------ Input rows

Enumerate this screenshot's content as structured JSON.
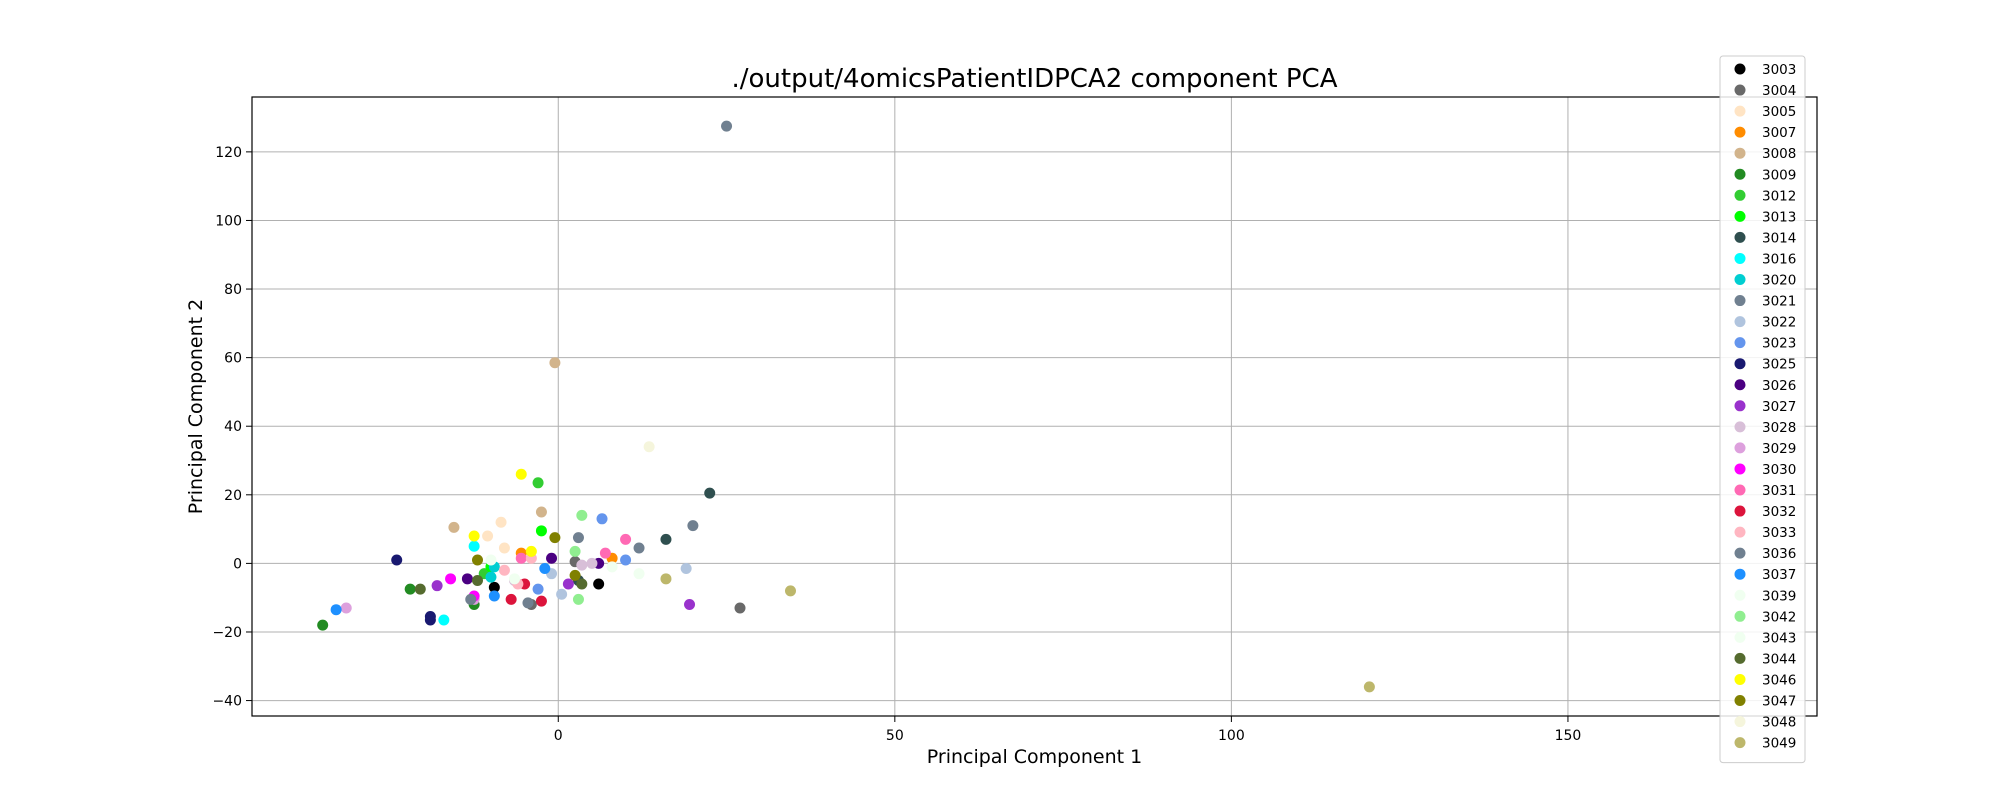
{
  "chart_data": {
    "type": "scatter",
    "title": "./output/4omicsPatientIDPCA2 component PCA",
    "xlabel": "Principal Component 1",
    "ylabel": "Principal Component 2",
    "xlim": [
      -45.5,
      187
    ],
    "ylim": [
      -44.5,
      136
    ],
    "xticks": [
      0,
      50,
      100,
      150
    ],
    "yticks": [
      -40,
      -20,
      0,
      20,
      40,
      60,
      80,
      100,
      120
    ],
    "grid": true,
    "legend_position": "right",
    "series": [
      {
        "name": "3003",
        "color": "#000000",
        "points": [
          [
            -9.5,
            -7
          ],
          [
            6,
            -6
          ]
        ]
      },
      {
        "name": "3004",
        "color": "#696969",
        "points": [
          [
            -4,
            -12
          ],
          [
            2.5,
            0.5
          ],
          [
            27,
            -13
          ]
        ]
      },
      {
        "name": "3005",
        "color": "#ffe4c4",
        "points": [
          [
            -8.5,
            12
          ],
          [
            -8,
            4.5
          ],
          [
            -10.5,
            8
          ]
        ]
      },
      {
        "name": "3007",
        "color": "#ff8c00",
        "points": [
          [
            -5.5,
            3
          ],
          [
            8,
            1.5
          ]
        ]
      },
      {
        "name": "3008",
        "color": "#d2b48c",
        "points": [
          [
            -0.5,
            58.5
          ],
          [
            -15.5,
            10.5
          ],
          [
            -2.5,
            15
          ]
        ]
      },
      {
        "name": "3009",
        "color": "#228b22",
        "points": [
          [
            -35,
            -18
          ],
          [
            -22,
            -7.5
          ],
          [
            -12.5,
            -12
          ]
        ]
      },
      {
        "name": "3012",
        "color": "#32cd32",
        "points": [
          [
            -3,
            23.5
          ],
          [
            -11,
            -3
          ]
        ]
      },
      {
        "name": "3013",
        "color": "#00ff00",
        "points": [
          [
            -2.5,
            9.5
          ],
          [
            -10,
            -1
          ]
        ]
      },
      {
        "name": "3014",
        "color": "#2f4f4f",
        "points": [
          [
            22.5,
            20.5
          ],
          [
            16,
            7
          ],
          [
            3,
            -5
          ]
        ]
      },
      {
        "name": "3016",
        "color": "#00ffff",
        "points": [
          [
            -17,
            -16.5
          ],
          [
            -12.5,
            5
          ]
        ]
      },
      {
        "name": "3020",
        "color": "#00ced1",
        "points": [
          [
            -9.5,
            -1
          ],
          [
            -10,
            -4
          ]
        ]
      },
      {
        "name": "3021",
        "color": "#708090",
        "points": [
          [
            25,
            127.5
          ],
          [
            20,
            11
          ],
          [
            12,
            4.5
          ]
        ]
      },
      {
        "name": "3022",
        "color": "#b0c4de",
        "points": [
          [
            19,
            -1.5
          ],
          [
            0.5,
            -9
          ],
          [
            -1,
            -3
          ]
        ]
      },
      {
        "name": "3023",
        "color": "#6495ed",
        "points": [
          [
            6.5,
            13
          ],
          [
            10,
            1
          ],
          [
            -3,
            -7.5
          ]
        ]
      },
      {
        "name": "3025",
        "color": "#191970",
        "points": [
          [
            -24,
            1
          ],
          [
            -19,
            -16.5
          ],
          [
            -19,
            -15.5
          ]
        ]
      },
      {
        "name": "3026",
        "color": "#4b0082",
        "points": [
          [
            -1,
            1.5
          ],
          [
            -13.5,
            -4.5
          ],
          [
            6,
            0
          ]
        ]
      },
      {
        "name": "3027",
        "color": "#9932cc",
        "points": [
          [
            19.5,
            -12
          ],
          [
            -18,
            -6.5
          ],
          [
            1.5,
            -6
          ]
        ]
      },
      {
        "name": "3028",
        "color": "#d8bfd8",
        "points": [
          [
            3.5,
            -0.5
          ],
          [
            -6.5,
            -5
          ],
          [
            5,
            0
          ]
        ]
      },
      {
        "name": "3029",
        "color": "#dda0dd",
        "points": [
          [
            -31.5,
            -13
          ],
          [
            -12.5,
            -10.5
          ]
        ]
      },
      {
        "name": "3030",
        "color": "#ff00ff",
        "points": [
          [
            -16,
            -4.5
          ],
          [
            -12.5,
            -9.5
          ]
        ]
      },
      {
        "name": "3031",
        "color": "#ff69b4",
        "points": [
          [
            10,
            7
          ],
          [
            7,
            3
          ],
          [
            -5.5,
            1.5
          ]
        ]
      },
      {
        "name": "3032",
        "color": "#dc143c",
        "points": [
          [
            -7,
            -10.5
          ],
          [
            -2.5,
            -11
          ],
          [
            -5,
            -6
          ]
        ]
      },
      {
        "name": "3033",
        "color": "#ffb6c1",
        "points": [
          [
            -6,
            -6
          ],
          [
            -4,
            1.5
          ],
          [
            -8,
            -2
          ]
        ]
      },
      {
        "name": "3036",
        "color": "#708090",
        "points": [
          [
            -13,
            -10.5
          ],
          [
            -4.5,
            -11.5
          ],
          [
            3,
            7.5
          ]
        ]
      },
      {
        "name": "3037",
        "color": "#1e90ff",
        "points": [
          [
            -33,
            -13.5
          ],
          [
            -9.5,
            -9.5
          ],
          [
            -2,
            -1.5
          ]
        ]
      },
      {
        "name": "3039",
        "color": "#f0fff0",
        "points": [
          [
            -6.5,
            -4.5
          ],
          [
            12,
            -3
          ]
        ]
      },
      {
        "name": "3042",
        "color": "#90ee90",
        "points": [
          [
            3.5,
            14
          ],
          [
            3,
            -10.5
          ],
          [
            2.5,
            3.5
          ]
        ]
      },
      {
        "name": "3043",
        "color": "#f0fff0",
        "points": [
          [
            8,
            -1
          ],
          [
            -10,
            1
          ]
        ]
      },
      {
        "name": "3044",
        "color": "#556b2f",
        "points": [
          [
            -20.5,
            -7.5
          ],
          [
            -12,
            -5
          ],
          [
            3.5,
            -6
          ]
        ]
      },
      {
        "name": "3046",
        "color": "#ffff00",
        "points": [
          [
            -5.5,
            26
          ],
          [
            -4,
            3.5
          ],
          [
            -12.5,
            8
          ]
        ]
      },
      {
        "name": "3047",
        "color": "#808000",
        "points": [
          [
            -12,
            1
          ],
          [
            -0.5,
            7.5
          ],
          [
            2.5,
            -3.5
          ]
        ]
      },
      {
        "name": "3048",
        "color": "#f5f5dc",
        "points": [
          [
            13.5,
            34
          ]
        ]
      },
      {
        "name": "3049",
        "color": "#bdb76b",
        "points": [
          [
            120.5,
            -36
          ],
          [
            34.5,
            -8
          ],
          [
            16,
            -4.5
          ]
        ]
      }
    ]
  }
}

------------

■ **Short problem**
Find every line with "Principal" in the listing and state how many there are, nothing else.

■ **Finished exercise**
2